→ **REQUEST**
Write the count of lines that contain the word "ایران" and nothing else.

→ **Dataset items**
◆ ◆ ◆
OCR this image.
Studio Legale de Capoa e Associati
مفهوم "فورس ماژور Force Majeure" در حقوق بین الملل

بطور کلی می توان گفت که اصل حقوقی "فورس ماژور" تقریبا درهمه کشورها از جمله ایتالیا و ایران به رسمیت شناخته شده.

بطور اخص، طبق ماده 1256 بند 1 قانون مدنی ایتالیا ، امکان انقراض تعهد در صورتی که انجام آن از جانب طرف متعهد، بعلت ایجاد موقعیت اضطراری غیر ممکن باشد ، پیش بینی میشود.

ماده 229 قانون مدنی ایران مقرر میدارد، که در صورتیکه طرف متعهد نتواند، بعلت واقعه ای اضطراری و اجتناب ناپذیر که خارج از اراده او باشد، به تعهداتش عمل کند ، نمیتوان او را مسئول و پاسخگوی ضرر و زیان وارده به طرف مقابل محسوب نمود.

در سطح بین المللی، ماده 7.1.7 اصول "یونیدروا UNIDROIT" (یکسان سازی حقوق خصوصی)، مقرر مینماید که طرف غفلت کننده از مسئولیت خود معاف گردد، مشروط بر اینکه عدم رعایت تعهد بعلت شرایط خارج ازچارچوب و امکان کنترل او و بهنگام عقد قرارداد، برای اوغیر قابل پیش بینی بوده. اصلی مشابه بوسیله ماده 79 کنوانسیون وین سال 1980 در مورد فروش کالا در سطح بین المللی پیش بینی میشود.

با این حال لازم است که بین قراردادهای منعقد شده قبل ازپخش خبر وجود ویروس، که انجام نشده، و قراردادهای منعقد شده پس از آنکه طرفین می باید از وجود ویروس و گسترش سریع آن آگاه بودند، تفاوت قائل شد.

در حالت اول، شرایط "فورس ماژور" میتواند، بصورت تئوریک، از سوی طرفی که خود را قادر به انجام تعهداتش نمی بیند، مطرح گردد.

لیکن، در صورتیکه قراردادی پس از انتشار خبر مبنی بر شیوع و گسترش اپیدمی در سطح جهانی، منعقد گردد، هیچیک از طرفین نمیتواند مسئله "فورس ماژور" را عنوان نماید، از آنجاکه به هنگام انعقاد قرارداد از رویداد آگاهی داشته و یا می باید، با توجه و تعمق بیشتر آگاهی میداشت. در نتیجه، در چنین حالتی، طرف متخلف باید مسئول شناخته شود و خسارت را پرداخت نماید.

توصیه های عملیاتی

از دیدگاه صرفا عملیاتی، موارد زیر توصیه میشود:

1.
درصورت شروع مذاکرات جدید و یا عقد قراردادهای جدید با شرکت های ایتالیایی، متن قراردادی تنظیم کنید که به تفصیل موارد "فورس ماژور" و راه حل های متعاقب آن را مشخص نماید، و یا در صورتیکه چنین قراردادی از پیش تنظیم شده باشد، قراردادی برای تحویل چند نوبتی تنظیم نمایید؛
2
◆ ◆ ◆
→ **TASK RESPONSE**
2